[WHAT IS EXPECTED]: Lift out all lines below that contain "name".

--- start DATASET RECORDS ---

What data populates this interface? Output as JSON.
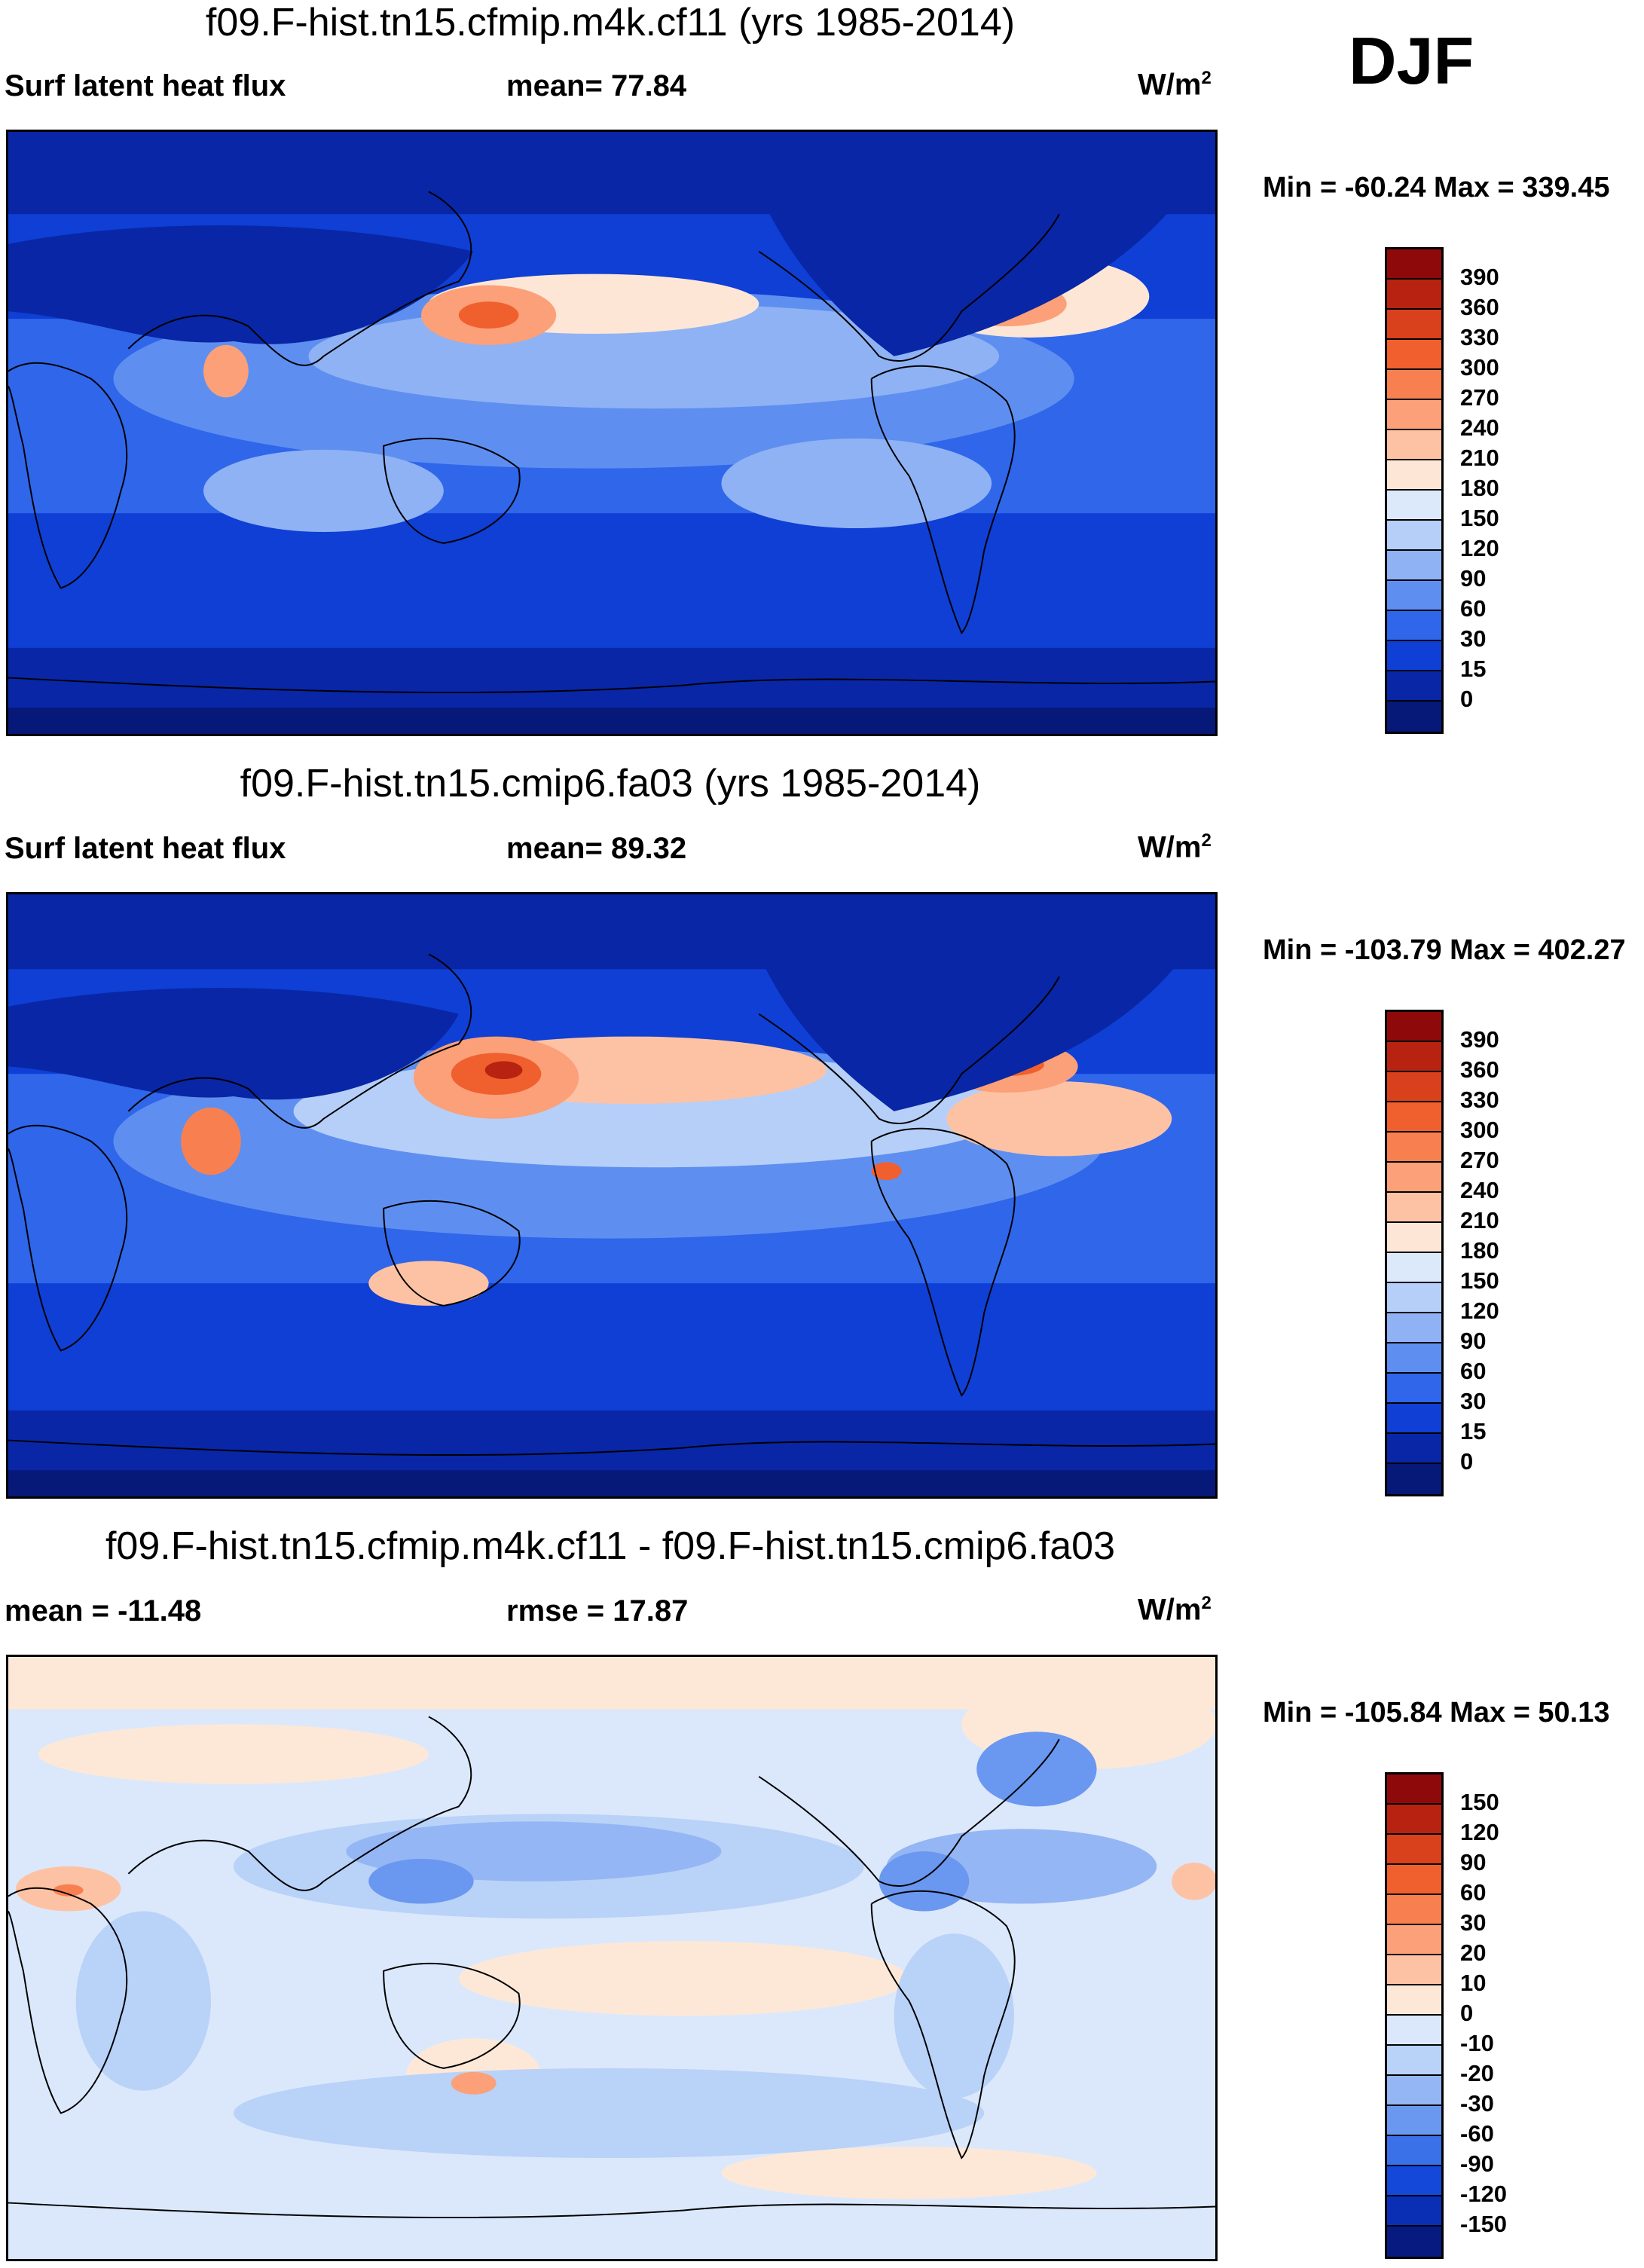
{
  "season": "DJF",
  "panels": [
    {
      "title": "f09.F-hist.tn15.cfmip.m4k.cf11 (yrs 1985-2014)",
      "left_label": "Surf latent heat flux",
      "mid_label": "mean=  77.84",
      "units_base": "W/m",
      "units_exp": "2",
      "minmax": "Min = -60.24 Max = 339.45",
      "colorbar": {
        "labels": [
          "390",
          "360",
          "330",
          "300",
          "270",
          "240",
          "210",
          "180",
          "150",
          "120",
          "90",
          "60",
          "30",
          "15",
          "0"
        ],
        "colors": [
          "#8e0a0a",
          "#b72310",
          "#d9401c",
          "#f0602e",
          "#f88050",
          "#fba078",
          "#fdc2a4",
          "#fde6d6",
          "#dce9fb",
          "#b6cff8",
          "#8fb2f4",
          "#5e8ff0",
          "#2f66ea",
          "#0f3fd4",
          "#0826a6",
          "#061978"
        ]
      }
    },
    {
      "title": "f09.F-hist.tn15.cmip6.fa03 (yrs 1985-2014)",
      "left_label": "Surf latent heat flux",
      "mid_label": "mean=  89.32",
      "units_base": "W/m",
      "units_exp": "2",
      "minmax": "Min = -103.79 Max = 402.27",
      "colorbar": {
        "labels": [
          "390",
          "360",
          "330",
          "300",
          "270",
          "240",
          "210",
          "180",
          "150",
          "120",
          "90",
          "60",
          "30",
          "15",
          "0"
        ],
        "colors": [
          "#8e0a0a",
          "#b72310",
          "#d9401c",
          "#f0602e",
          "#f88050",
          "#fba078",
          "#fdc2a4",
          "#fde6d6",
          "#dce9fb",
          "#b6cff8",
          "#8fb2f4",
          "#5e8ff0",
          "#2f66ea",
          "#0f3fd4",
          "#0826a6",
          "#061978"
        ]
      }
    },
    {
      "title": "f09.F-hist.tn15.cfmip.m4k.cf11 - f09.F-hist.tn15.cmip6.fa03",
      "left_label": "mean = -11.48",
      "mid_label": "rmse =  17.87",
      "units_base": "W/m",
      "units_exp": "2",
      "minmax": "Min = -105.84 Max =  50.13",
      "colorbar": {
        "labels": [
          "150",
          "120",
          "90",
          "60",
          "30",
          "20",
          "10",
          "0",
          "-10",
          "-20",
          "-30",
          "-60",
          "-90",
          "-120",
          "-150"
        ],
        "colors": [
          "#8e0a0a",
          "#b72310",
          "#d9401c",
          "#f0602e",
          "#f88050",
          "#fba078",
          "#fdc2a4",
          "#fde8d8",
          "#dbe8fb",
          "#b9d2f8",
          "#95b6f4",
          "#6a97ef",
          "#3a70e8",
          "#1448d8",
          "#0a2eb4",
          "#061a80"
        ]
      }
    }
  ]
}
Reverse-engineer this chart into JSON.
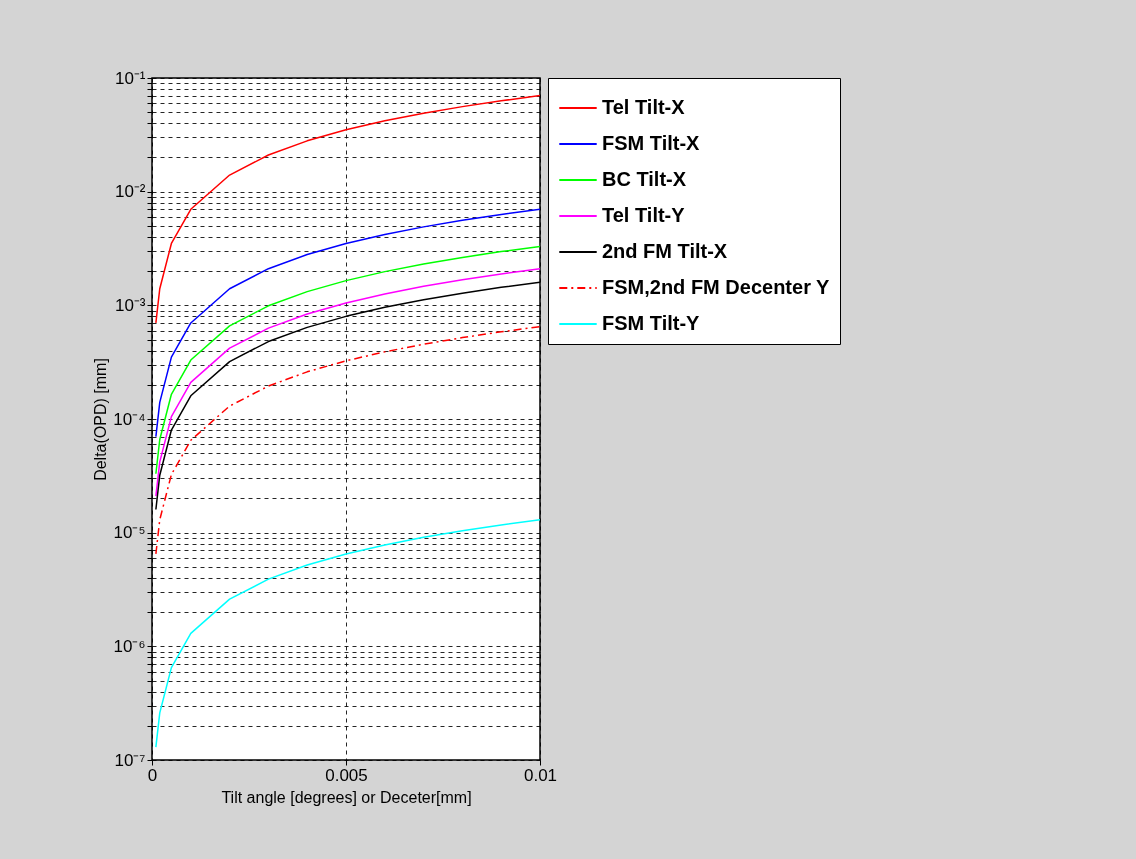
{
  "chart_data": {
    "type": "line",
    "xlabel": "Tilt angle [degrees] or Deceter[mm]",
    "ylabel": "Delta(OPD) [mm]",
    "log": "y",
    "grid": true,
    "legend": "right",
    "xlim": [
      0,
      0.01
    ],
    "xticks": [
      0,
      0.005,
      0.01
    ],
    "ylim": [
      1e-07,
      0.1
    ],
    "yticks": [
      {
        "value": 1e-07,
        "label": "10⁻⁷"
      },
      {
        "value": 2e-07,
        "label": null
      },
      {
        "value": 3e-07,
        "label": null
      },
      {
        "value": 4e-07,
        "label": null
      },
      {
        "value": 5e-07,
        "label": null
      },
      {
        "value": 6e-07,
        "label": null
      },
      {
        "value": 7e-07,
        "label": null
      },
      {
        "value": 8e-07,
        "label": null
      },
      {
        "value": 9e-07,
        "label": null
      },
      {
        "value": 1e-06,
        "label": "10⁻⁶"
      },
      {
        "value": 2e-06,
        "label": null
      },
      {
        "value": 3e-06,
        "label": null
      },
      {
        "value": 4e-06,
        "label": null
      },
      {
        "value": 5e-06,
        "label": null
      },
      {
        "value": 6e-06,
        "label": null
      },
      {
        "value": 7e-06,
        "label": null
      },
      {
        "value": 8e-06,
        "label": null
      },
      {
        "value": 9e-06,
        "label": null
      },
      {
        "value": 1e-05,
        "label": "10⁻⁵"
      },
      {
        "value": 2e-05,
        "label": null
      },
      {
        "value": 3e-05,
        "label": null
      },
      {
        "value": 4e-05,
        "label": null
      },
      {
        "value": 5e-05,
        "label": null
      },
      {
        "value": 6e-05,
        "label": null
      },
      {
        "value": 7e-05,
        "label": null
      },
      {
        "value": 8e-05,
        "label": null
      },
      {
        "value": 9e-05,
        "label": null
      },
      {
        "value": 0.0001,
        "label": "10⁻⁴"
      },
      {
        "value": 0.0002,
        "label": null
      },
      {
        "value": 0.0003,
        "label": null
      },
      {
        "value": 0.0004,
        "label": null
      },
      {
        "value": 0.0005,
        "label": null
      },
      {
        "value": 0.0006,
        "label": null
      },
      {
        "value": 0.0007,
        "label": null
      },
      {
        "value": 0.0008,
        "label": null
      },
      {
        "value": 0.0009,
        "label": null
      },
      {
        "value": 0.001,
        "label": "10⁻³"
      },
      {
        "value": 0.002,
        "label": null
      },
      {
        "value": 0.003,
        "label": null
      },
      {
        "value": 0.004,
        "label": null
      },
      {
        "value": 0.005,
        "label": null
      },
      {
        "value": 0.006,
        "label": null
      },
      {
        "value": 0.007,
        "label": null
      },
      {
        "value": 0.008,
        "label": null
      },
      {
        "value": 0.009,
        "label": null
      },
      {
        "value": 0.01,
        "label": "10⁻²"
      },
      {
        "value": 0.02,
        "label": null
      },
      {
        "value": 0.03,
        "label": null
      },
      {
        "value": 0.04,
        "label": null
      },
      {
        "value": 0.05,
        "label": null
      },
      {
        "value": 0.06,
        "label": null
      },
      {
        "value": 0.07,
        "label": null
      },
      {
        "value": 0.08,
        "label": null
      },
      {
        "value": 0.09,
        "label": null
      },
      {
        "value": 0.1,
        "label": "10⁻¹"
      }
    ],
    "x": [
      0.0001,
      0.0002,
      0.0005,
      0.001,
      0.002,
      0.003,
      0.004,
      0.005,
      0.006,
      0.007,
      0.008,
      0.009,
      0.01
    ],
    "series": [
      {
        "name": "Tel Tilt-X",
        "color": "#ff0000",
        "line_style": "solid",
        "values": [
          0.0007,
          0.0014,
          0.0035,
          0.007,
          0.014,
          0.021,
          0.028,
          0.035,
          0.042,
          0.049,
          0.056,
          0.063,
          0.07
        ]
      },
      {
        "name": "FSM Tilt-X",
        "color": "#0000ff",
        "line_style": "solid",
        "values": [
          7e-05,
          0.00014,
          0.00035,
          0.0007,
          0.0014,
          0.0021,
          0.0028,
          0.0035,
          0.0042,
          0.0049,
          0.0056,
          0.0063,
          0.007
        ]
      },
      {
        "name": "BC Tilt-X",
        "color": "#00ff00",
        "line_style": "solid",
        "values": [
          3.3e-05,
          6.6e-05,
          0.000165,
          0.00033,
          0.00066,
          0.00099,
          0.00132,
          0.00165,
          0.00198,
          0.00231,
          0.00264,
          0.00297,
          0.0033
        ]
      },
      {
        "name": "Tel Tilt-Y",
        "color": "#ff00ff",
        "line_style": "solid",
        "values": [
          2.1e-05,
          4.2e-05,
          0.000105,
          0.00021,
          0.00042,
          0.00063,
          0.00084,
          0.00105,
          0.00126,
          0.00147,
          0.00168,
          0.00189,
          0.0021
        ]
      },
      {
        "name": "2nd FM Tilt-X",
        "color": "#000000",
        "line_style": "solid",
        "values": [
          1.6e-05,
          3.2e-05,
          8e-05,
          0.00016,
          0.00032,
          0.00048,
          0.00064,
          0.0008,
          0.00096,
          0.00112,
          0.00128,
          0.00144,
          0.0016
        ]
      },
      {
        "name": "FSM,2nd FM Decenter Y",
        "color": "#ff0000",
        "line_style": "dashed",
        "values": [
          6.5e-06,
          1.3e-05,
          3.25e-05,
          6.5e-05,
          0.00013,
          0.000195,
          0.00026,
          0.000325,
          0.00039,
          0.000455,
          0.00052,
          0.000585,
          0.00065
        ]
      },
      {
        "name": "FSM Tilt-Y",
        "color": "#00ffff",
        "line_style": "solid",
        "values": [
          1.3e-07,
          2.6e-07,
          6.5e-07,
          1.3e-06,
          2.6e-06,
          3.9e-06,
          5.2e-06,
          6.5e-06,
          7.8e-06,
          9.1e-06,
          1.04e-05,
          1.17e-05,
          1.3e-05
        ]
      }
    ]
  }
}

--- end DATASET RECORDS ---

[THE RESULT]:
        "name": "Tel Tilt-X",
        "name": "FSM Tilt-X",
        "name": "BC Tilt-X",
        "name": "Tel Tilt-Y",
        "name": "2nd FM Tilt-X",
        "name": "FSM,2nd FM Decenter Y",
        "name": "FSM Tilt-Y",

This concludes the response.